> **What to produce**
Exactly as written, print each record in the listing.

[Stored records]
◇ ◇ ◇
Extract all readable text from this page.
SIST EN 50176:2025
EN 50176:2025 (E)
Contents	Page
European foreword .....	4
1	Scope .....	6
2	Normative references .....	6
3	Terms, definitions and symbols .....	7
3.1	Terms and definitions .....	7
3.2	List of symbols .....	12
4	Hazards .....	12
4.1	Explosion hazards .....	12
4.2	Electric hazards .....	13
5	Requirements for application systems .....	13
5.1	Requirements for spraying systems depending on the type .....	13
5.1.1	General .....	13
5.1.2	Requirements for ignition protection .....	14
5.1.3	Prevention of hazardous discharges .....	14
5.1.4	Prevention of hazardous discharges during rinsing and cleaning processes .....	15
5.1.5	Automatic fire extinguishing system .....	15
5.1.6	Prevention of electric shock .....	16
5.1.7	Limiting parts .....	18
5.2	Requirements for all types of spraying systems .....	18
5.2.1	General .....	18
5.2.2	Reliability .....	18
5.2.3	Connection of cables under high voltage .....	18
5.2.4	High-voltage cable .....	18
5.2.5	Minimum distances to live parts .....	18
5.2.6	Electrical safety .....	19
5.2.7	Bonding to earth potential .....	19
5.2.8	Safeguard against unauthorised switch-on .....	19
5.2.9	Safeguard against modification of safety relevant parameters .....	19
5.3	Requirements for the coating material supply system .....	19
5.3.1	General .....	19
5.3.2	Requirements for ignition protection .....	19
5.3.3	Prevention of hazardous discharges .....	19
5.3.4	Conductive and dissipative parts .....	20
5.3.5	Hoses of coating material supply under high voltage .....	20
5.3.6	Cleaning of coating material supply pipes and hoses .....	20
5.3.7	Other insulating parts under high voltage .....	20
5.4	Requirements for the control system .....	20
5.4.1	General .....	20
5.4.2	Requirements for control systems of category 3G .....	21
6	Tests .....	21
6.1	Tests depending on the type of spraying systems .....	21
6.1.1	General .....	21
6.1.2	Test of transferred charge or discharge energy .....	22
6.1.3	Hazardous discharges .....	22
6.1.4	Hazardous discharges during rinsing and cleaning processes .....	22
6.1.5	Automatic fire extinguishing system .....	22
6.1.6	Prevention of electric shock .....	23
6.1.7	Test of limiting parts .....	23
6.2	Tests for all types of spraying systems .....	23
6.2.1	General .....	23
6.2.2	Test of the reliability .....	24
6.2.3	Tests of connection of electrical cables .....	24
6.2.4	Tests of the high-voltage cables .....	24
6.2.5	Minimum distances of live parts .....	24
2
◇ ◇ ◇
> **Written reply**
Extract all readable text from this page.
SIST EN 50176:2025
EN 50176:2025 (E)
Contents	Page
European foreword .....	4
1	Scope .....	6
2	Normative references .....	6
3	Terms, definitions and symbols .....	7
3.1	Terms and definitions .....	7
3.2	List of symbols .....	12
4	Hazards .....	12
4.1	Explosion hazards .....	12
4.2	Electric hazards .....	13
5	Requirements for application systems .....	13
5.1	Requirements for spraying systems depending on the type .....	13
5.1.1	General .....	13
5.1.2	Requirements for ignition protection .....	14
5.1.3	Prevention of hazardous discharges .....	14
5.1.4	Prevention of hazardous discharges during rinsing and cleaning processes .....	15
5.1.5	Automatic fire extinguishing system .....	15
5.1.6	Prevention of electric shock .....	16
5.1.7	Limiting parts .....	18
5.2	Requirements for all types of spraying systems .....	18
5.2.1	General .....	18
5.2.2	Reliability .....	18
5.2.3	Connection of cables under high voltage .....	18
5.2.4	High-voltage cable .....	18
5.2.5	Minimum distances to live parts .....	18
5.2.6	Electrical safety .....	19
5.2.7	Bonding to earth potential .....	19
5.2.8	Safeguard against unauthorised switch-on .....	19
5.2.9	Safeguard against modification of safety relevant parameters .....	19
5.3	Requirements for the coating material supply system .....	19
5.3.1	General .....	19
5.3.2	Requirements for ignition protection .....	19
5.3.3	Prevention of hazardous discharges .....	19
5.3.4	Conductive and dissipative parts .....	20
5.3.5	Hoses of coating material supply under high voltage .....	20
5.3.6	Cleaning of coating material supply pipes and hoses .....	20
5.3.7	Other insulating parts under high voltage .....	20
5.4	Requirements for the control system .....	20
5.4.1	General .....	20
5.4.2	Requirements for control systems of category 3G .....	21
6	Tests .....	21
6.1	Tests depending on the type of spraying systems .....	21
6.1.1	General .....	21
6.1.2	Test of transferred charge or discharge energy .....	22
6.1.3	Hazardous discharges .....	22
6.1.4	Hazardous discharges during rinsing and cleaning processes .....	22
6.1.5	Automatic fire extinguishing system .....	22
6.1.6	Prevention of electric shock .....	23
6.1.7	Test of limiting parts .....	23
6.2	Tests for all types of spraying systems .....	23
6.2.1	General .....	23
6.2.2	Test of the reliability .....	24
6.2.3	Tests of connection of electrical cables .....	24
6.2.4	Tests of the high-voltage cables .....	24
6.2.5	Minimum distances of live parts .....	24
2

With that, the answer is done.